◆ Exercise brief ◆
Retype the data below without altering anything.

[Dataset listings of figures]
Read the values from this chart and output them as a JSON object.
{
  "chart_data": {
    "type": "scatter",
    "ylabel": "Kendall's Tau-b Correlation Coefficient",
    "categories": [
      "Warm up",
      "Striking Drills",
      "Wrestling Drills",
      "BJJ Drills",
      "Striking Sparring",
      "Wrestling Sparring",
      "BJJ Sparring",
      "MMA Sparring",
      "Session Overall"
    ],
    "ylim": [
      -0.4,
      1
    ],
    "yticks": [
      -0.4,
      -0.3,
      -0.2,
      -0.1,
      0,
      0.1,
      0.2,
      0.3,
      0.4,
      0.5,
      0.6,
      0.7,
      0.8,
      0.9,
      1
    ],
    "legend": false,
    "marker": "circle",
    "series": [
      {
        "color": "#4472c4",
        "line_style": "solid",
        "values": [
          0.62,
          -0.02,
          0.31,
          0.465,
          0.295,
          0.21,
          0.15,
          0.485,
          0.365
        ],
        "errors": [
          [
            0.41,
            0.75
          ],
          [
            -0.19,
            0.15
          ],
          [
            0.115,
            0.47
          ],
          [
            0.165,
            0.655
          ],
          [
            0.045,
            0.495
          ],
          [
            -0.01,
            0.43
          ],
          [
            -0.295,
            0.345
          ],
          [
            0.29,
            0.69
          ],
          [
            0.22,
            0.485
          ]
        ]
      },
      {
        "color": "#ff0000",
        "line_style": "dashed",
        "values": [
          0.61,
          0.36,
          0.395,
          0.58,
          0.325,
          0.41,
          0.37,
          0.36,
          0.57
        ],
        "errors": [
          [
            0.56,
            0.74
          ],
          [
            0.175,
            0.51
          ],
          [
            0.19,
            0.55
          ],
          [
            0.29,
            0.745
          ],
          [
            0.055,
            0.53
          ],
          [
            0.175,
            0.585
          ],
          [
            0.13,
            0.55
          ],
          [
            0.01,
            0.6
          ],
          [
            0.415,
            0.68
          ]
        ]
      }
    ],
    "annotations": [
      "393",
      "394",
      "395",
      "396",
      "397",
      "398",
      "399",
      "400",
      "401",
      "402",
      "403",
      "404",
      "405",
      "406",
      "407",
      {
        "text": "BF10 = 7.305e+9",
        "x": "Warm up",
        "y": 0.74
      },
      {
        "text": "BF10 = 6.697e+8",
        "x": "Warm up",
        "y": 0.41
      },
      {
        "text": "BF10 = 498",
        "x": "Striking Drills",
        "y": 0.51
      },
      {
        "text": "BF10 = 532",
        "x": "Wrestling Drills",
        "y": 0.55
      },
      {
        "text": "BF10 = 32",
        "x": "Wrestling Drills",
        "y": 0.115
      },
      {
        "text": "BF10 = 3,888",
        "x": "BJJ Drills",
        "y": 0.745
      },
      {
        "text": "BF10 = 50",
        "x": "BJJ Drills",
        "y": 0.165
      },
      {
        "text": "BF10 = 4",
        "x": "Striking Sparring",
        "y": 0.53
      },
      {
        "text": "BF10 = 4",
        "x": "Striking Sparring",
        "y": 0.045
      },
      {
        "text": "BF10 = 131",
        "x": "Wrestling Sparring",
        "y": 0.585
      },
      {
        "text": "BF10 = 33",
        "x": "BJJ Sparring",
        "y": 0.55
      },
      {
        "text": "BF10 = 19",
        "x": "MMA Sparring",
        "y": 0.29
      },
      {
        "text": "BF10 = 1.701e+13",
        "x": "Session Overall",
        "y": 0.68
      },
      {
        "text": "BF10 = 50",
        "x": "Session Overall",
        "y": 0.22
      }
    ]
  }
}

◆ Answer to this problem ◆
Read the values from this chart and output them as a JSON object.
{
  "chart_data": {
    "type": "scatter",
    "ylabel": "Kendall's Tau-b Correlation Coefficient",
    "categories": [
      "Warm up",
      "Striking Drills",
      "Wrestling Drills",
      "BJJ Drills",
      "Striking Sparring",
      "Wrestling Sparring",
      "BJJ Sparring",
      "MMA Sparring",
      "Session Overall"
    ],
    "ylim": [
      -0.4,
      1
    ],
    "yticks": [
      -0.4,
      -0.3,
      -0.2,
      -0.1,
      0,
      0.1,
      0.2,
      0.3,
      0.4,
      0.5,
      0.6,
      0.7,
      0.8,
      0.9,
      1
    ],
    "legend": false,
    "marker": "circle",
    "series": [
      {
        "color": "#4472c4",
        "line_style": "solid",
        "values": [
          0.62,
          -0.02,
          0.31,
          0.465,
          0.295,
          0.21,
          0.15,
          0.485,
          0.365
        ],
        "errors": [
          [
            0.41,
            0.75
          ],
          [
            -0.19,
            0.15
          ],
          [
            0.115,
            0.47
          ],
          [
            0.165,
            0.655
          ],
          [
            0.045,
            0.495
          ],
          [
            -0.01,
            0.43
          ],
          [
            -0.295,
            0.345
          ],
          [
            0.29,
            0.69
          ],
          [
            0.22,
            0.485
          ]
        ]
      },
      {
        "color": "#ff0000",
        "line_style": "dashed",
        "values": [
          0.61,
          0.36,
          0.395,
          0.58,
          0.325,
          0.41,
          0.37,
          0.36,
          0.57
        ],
        "errors": [
          [
            0.56,
            0.74
          ],
          [
            0.175,
            0.51
          ],
          [
            0.19,
            0.55
          ],
          [
            0.29,
            0.745
          ],
          [
            0.055,
            0.53
          ],
          [
            0.175,
            0.585
          ],
          [
            0.13,
            0.55
          ],
          [
            0.01,
            0.6
          ],
          [
            0.415,
            0.68
          ]
        ]
      }
    ],
    "annotations": [
      "393",
      "394",
      "395",
      "396",
      "397",
      "398",
      "399",
      "400",
      "401",
      "402",
      "403",
      "404",
      "405",
      "406",
      "407",
      {
        "text": "BF10 = 7.305e+9",
        "x": "Warm up",
        "y": 0.74
      },
      {
        "text": "BF10 = 6.697e+8",
        "x": "Warm up",
        "y": 0.41
      },
      {
        "text": "BF10 = 498",
        "x": "Striking Drills",
        "y": 0.51
      },
      {
        "text": "BF10 = 532",
        "x": "Wrestling Drills",
        "y": 0.55
      },
      {
        "text": "BF10 = 32",
        "x": "Wrestling Drills",
        "y": 0.115
      },
      {
        "text": "BF10 = 3,888",
        "x": "BJJ Drills",
        "y": 0.745
      },
      {
        "text": "BF10 = 50",
        "x": "BJJ Drills",
        "y": 0.165
      },
      {
        "text": "BF10 = 4",
        "x": "Striking Sparring",
        "y": 0.53
      },
      {
        "text": "BF10 = 4",
        "x": "Striking Sparring",
        "y": 0.045
      },
      {
        "text": "BF10 = 131",
        "x": "Wrestling Sparring",
        "y": 0.585
      },
      {
        "text": "BF10 = 33",
        "x": "BJJ Sparring",
        "y": 0.55
      },
      {
        "text": "BF10 = 19",
        "x": "MMA Sparring",
        "y": 0.29
      },
      {
        "text": "BF10 = 1.701e+13",
        "x": "Session Overall",
        "y": 0.68
      },
      {
        "text": "BF10 = 50",
        "x": "Session Overall",
        "y": 0.22
      }
    ]
  }
}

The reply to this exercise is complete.